[Items from a figure collection]
— begin —
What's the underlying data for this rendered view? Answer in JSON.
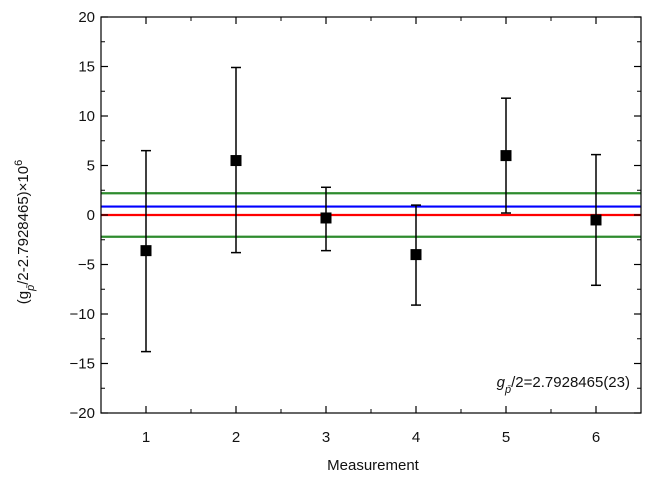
{
  "chart_data": {
    "type": "scatter",
    "xlabel": "Measurement",
    "ylabel_parts": [
      "(g",
      "p̄",
      "/2-2.7928465)×10",
      "6"
    ],
    "annotation_parts": [
      "g",
      "p̄",
      "/2=2.7928465(23)"
    ],
    "xlim": [
      0.5,
      6.5
    ],
    "ylim": [
      -20,
      20
    ],
    "x_ticks": [
      1,
      2,
      3,
      4,
      5,
      6
    ],
    "y_ticks": [
      -20,
      -15,
      -10,
      -5,
      0,
      5,
      10,
      15,
      20
    ],
    "grid": false,
    "legend": "none",
    "series": [
      {
        "marker": "square",
        "color": "#000000",
        "x": [
          1,
          2,
          3,
          4,
          5,
          6
        ],
        "y": [
          -3.6,
          5.5,
          -0.3,
          -4.0,
          6.0,
          -0.5
        ],
        "err_low": [
          -13.8,
          -3.8,
          -3.6,
          -9.1,
          0.2,
          -7.1
        ],
        "err_high": [
          6.5,
          14.9,
          2.8,
          1.0,
          11.8,
          6.1
        ]
      }
    ],
    "reference_lines": [
      {
        "y": 2.2,
        "color": "#2e8b2e"
      },
      {
        "y": 0.85,
        "color": "#0000ff"
      },
      {
        "y": 0.0,
        "color": "#ff0000"
      },
      {
        "y": -2.2,
        "color": "#2e8b2e"
      }
    ]
  }
}
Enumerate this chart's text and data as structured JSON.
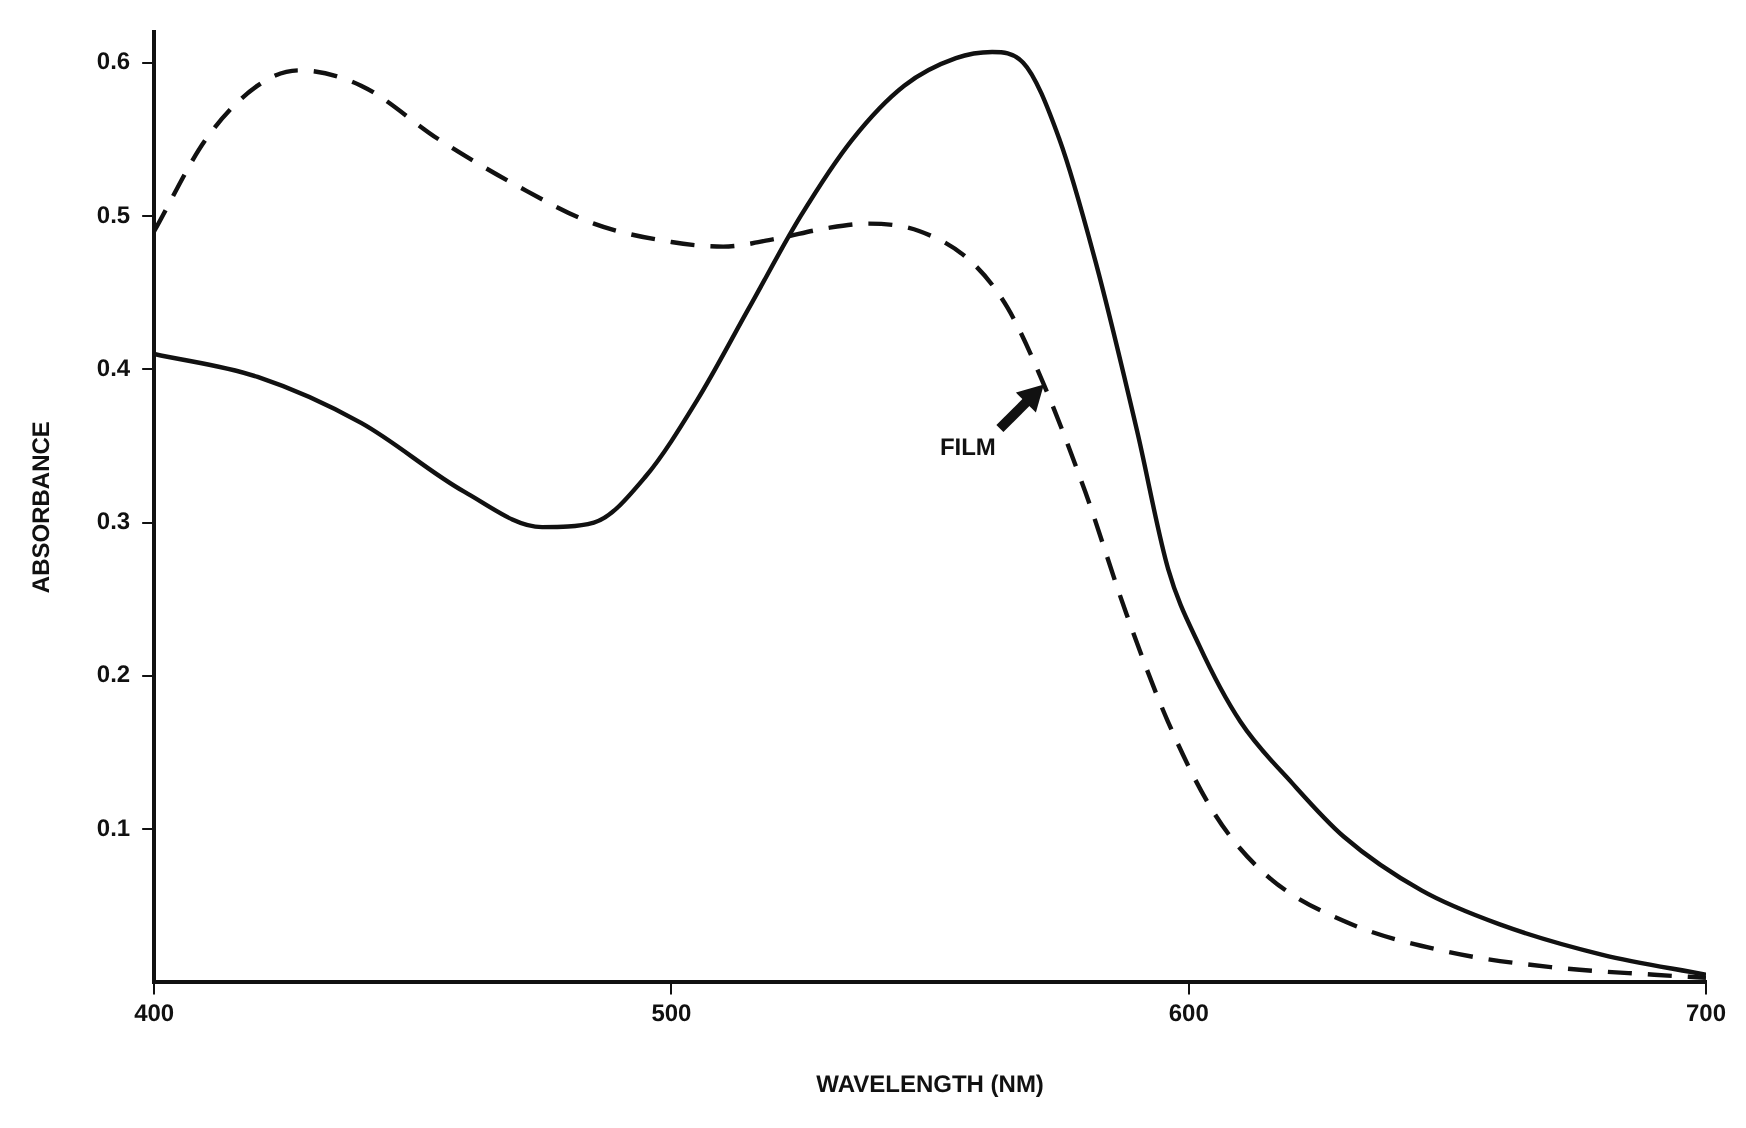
{
  "chart_data": {
    "type": "line",
    "xlabel": "WAVELENGTH (NM)",
    "ylabel": "ABSORBANCE",
    "xlim": [
      400,
      700
    ],
    "xticks": [
      400,
      500,
      600,
      700
    ],
    "ylim": [
      0,
      0.62
    ],
    "yticks": [
      0.1,
      0.2,
      0.3,
      0.4,
      0.5,
      0.6
    ],
    "grid": false,
    "legend": false,
    "marker": "none",
    "series": [
      {
        "color": "#111111",
        "line_style": "solid",
        "x": [
          400,
          420,
          440,
          460,
          475,
          485,
          495,
          505,
          515,
          525,
          535,
          545,
          555,
          562,
          568,
          575,
          582,
          590,
          596,
          602,
          610,
          620,
          630,
          645,
          660,
          680,
          700
        ],
        "values": [
          0.41,
          0.395,
          0.365,
          0.32,
          0.297,
          0.3,
          0.33,
          0.38,
          0.44,
          0.5,
          0.55,
          0.585,
          0.603,
          0.607,
          0.6,
          0.55,
          0.47,
          0.36,
          0.27,
          0.22,
          0.17,
          0.13,
          0.095,
          0.06,
          0.038,
          0.018,
          0.005
        ]
      },
      {
        "color": "#111111",
        "line_style": "dashed",
        "x": [
          400,
          410,
          420,
          428,
          440,
          455,
          470,
          485,
          500,
          510,
          520,
          530,
          538,
          548,
          558,
          565,
          572,
          580,
          588,
          596,
          605,
          615,
          630,
          650,
          670,
          690,
          700
        ],
        "values": [
          0.49,
          0.55,
          0.585,
          0.595,
          0.585,
          0.55,
          0.52,
          0.495,
          0.483,
          0.48,
          0.485,
          0.492,
          0.495,
          0.49,
          0.47,
          0.44,
          0.39,
          0.32,
          0.24,
          0.17,
          0.11,
          0.07,
          0.04,
          0.02,
          0.01,
          0.005,
          0.003
        ]
      }
    ],
    "annotations": [
      {
        "text": "FILM",
        "x": 572,
        "y": 0.39
      }
    ]
  }
}
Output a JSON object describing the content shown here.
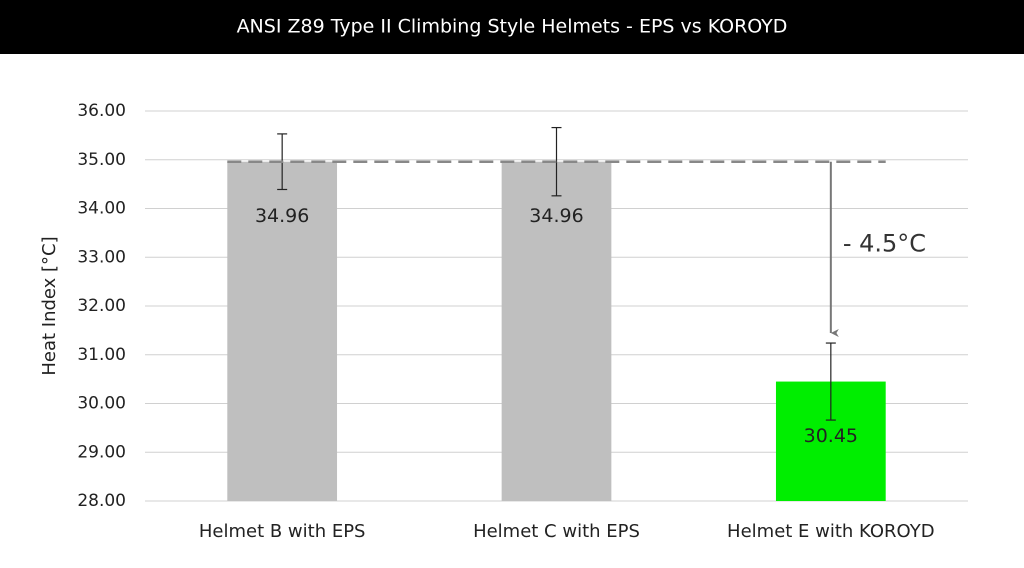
{
  "chart_data": {
    "type": "bar",
    "title": "ANSI Z89 Type II Climbing Style Helmets - EPS vs KOROYD",
    "y_label": "Heat Index [°C]",
    "categories": [
      "Helmet B with EPS",
      "Helmet C with EPS",
      "Helmet E with KOROYD"
    ],
    "values": [
      34.96,
      34.96,
      30.45
    ],
    "errors": [
      0.57,
      0.7,
      0.79
    ],
    "colors": [
      "#bfbfbf",
      "#bfbfbf",
      "#00ee00"
    ],
    "ylim": [
      28,
      36
    ],
    "yticks": [
      {
        "value": 28,
        "label": "28.00"
      },
      {
        "value": 29,
        "label": "29.00"
      },
      {
        "value": 30,
        "label": "30.00"
      },
      {
        "value": 31,
        "label": "31.00"
      },
      {
        "value": 32,
        "label": "32.00"
      },
      {
        "value": 33,
        "label": "33.00"
      },
      {
        "value": 34,
        "label": "34.00"
      },
      {
        "value": 35,
        "label": "35.00"
      },
      {
        "value": 36,
        "label": "36.00"
      }
    ],
    "grid": true,
    "annotation": "- 4.5°C"
  }
}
— end —
The records above must be echoed exactly, minus their pictures.

What's the underlying data for this rendered view? Answer in JSON.
{
  "chart_data": {
    "type": "scatter",
    "xlabel": "Measurement",
    "ylabel_parts": [
      "(g",
      "p̄",
      "/2-2.7928465)×10",
      "6"
    ],
    "annotation_parts": [
      "g",
      "p̄",
      "/2=2.7928465(23)"
    ],
    "xlim": [
      0.5,
      6.5
    ],
    "ylim": [
      -20,
      20
    ],
    "x_ticks": [
      1,
      2,
      3,
      4,
      5,
      6
    ],
    "y_ticks": [
      -20,
      -15,
      -10,
      -5,
      0,
      5,
      10,
      15,
      20
    ],
    "grid": false,
    "legend": "none",
    "series": [
      {
        "marker": "square",
        "color": "#000000",
        "x": [
          1,
          2,
          3,
          4,
          5,
          6
        ],
        "y": [
          -3.6,
          5.5,
          -0.3,
          -4.0,
          6.0,
          -0.5
        ],
        "err_low": [
          -13.8,
          -3.8,
          -3.6,
          -9.1,
          0.2,
          -7.1
        ],
        "err_high": [
          6.5,
          14.9,
          2.8,
          1.0,
          11.8,
          6.1
        ]
      }
    ],
    "reference_lines": [
      {
        "y": 2.2,
        "color": "#2e8b2e"
      },
      {
        "y": 0.85,
        "color": "#0000ff"
      },
      {
        "y": 0.0,
        "color": "#ff0000"
      },
      {
        "y": -2.2,
        "color": "#2e8b2e"
      }
    ]
  }
}
Enumerate this chart's text and data as structured JSON.
{
  "chart_data": {
    "type": "line",
    "xlabel": "WAVELENGTH (NM)",
    "ylabel": "ABSORBANCE",
    "xlim": [
      400,
      700
    ],
    "xticks": [
      400,
      500,
      600,
      700
    ],
    "ylim": [
      0,
      0.62
    ],
    "yticks": [
      0.1,
      0.2,
      0.3,
      0.4,
      0.5,
      0.6
    ],
    "grid": false,
    "legend": false,
    "marker": "none",
    "series": [
      {
        "color": "#111111",
        "line_style": "solid",
        "x": [
          400,
          420,
          440,
          460,
          475,
          485,
          495,
          505,
          515,
          525,
          535,
          545,
          555,
          562,
          568,
          575,
          582,
          590,
          596,
          602,
          610,
          620,
          630,
          645,
          660,
          680,
          700
        ],
        "values": [
          0.41,
          0.395,
          0.365,
          0.32,
          0.297,
          0.3,
          0.33,
          0.38,
          0.44,
          0.5,
          0.55,
          0.585,
          0.603,
          0.607,
          0.6,
          0.55,
          0.47,
          0.36,
          0.27,
          0.22,
          0.17,
          0.13,
          0.095,
          0.06,
          0.038,
          0.018,
          0.005
        ]
      },
      {
        "color": "#111111",
        "line_style": "dashed",
        "x": [
          400,
          410,
          420,
          428,
          440,
          455,
          470,
          485,
          500,
          510,
          520,
          530,
          538,
          548,
          558,
          565,
          572,
          580,
          588,
          596,
          605,
          615,
          630,
          650,
          670,
          690,
          700
        ],
        "values": [
          0.49,
          0.55,
          0.585,
          0.595,
          0.585,
          0.55,
          0.52,
          0.495,
          0.483,
          0.48,
          0.485,
          0.492,
          0.495,
          0.49,
          0.47,
          0.44,
          0.39,
          0.32,
          0.24,
          0.17,
          0.11,
          0.07,
          0.04,
          0.02,
          0.01,
          0.005,
          0.003
        ]
      }
    ],
    "annotations": [
      {
        "text": "FILM",
        "x": 572,
        "y": 0.39
      }
    ]
  }
}
Output a JSON object describing the content shown here.
{
  "chart_data": {
    "type": "bar",
    "title": "ANSI Z89 Type II Climbing Style Helmets - EPS vs KOROYD",
    "y_label": "Heat Index [°C]",
    "categories": [
      "Helmet B with EPS",
      "Helmet C with EPS",
      "Helmet E with KOROYD"
    ],
    "values": [
      34.96,
      34.96,
      30.45
    ],
    "errors": [
      0.57,
      0.7,
      0.79
    ],
    "colors": [
      "#bfbfbf",
      "#bfbfbf",
      "#00ee00"
    ],
    "ylim": [
      28,
      36
    ],
    "yticks": [
      {
        "value": 28,
        "label": "28.00"
      },
      {
        "value": 29,
        "label": "29.00"
      },
      {
        "value": 30,
        "label": "30.00"
      },
      {
        "value": 31,
        "label": "31.00"
      },
      {
        "value": 32,
        "label": "32.00"
      },
      {
        "value": 33,
        "label": "33.00"
      },
      {
        "value": 34,
        "label": "34.00"
      },
      {
        "value": 35,
        "label": "35.00"
      },
      {
        "value": 36,
        "label": "36.00"
      }
    ],
    "grid": true,
    "annotation": "- 4.5°C"
  }
}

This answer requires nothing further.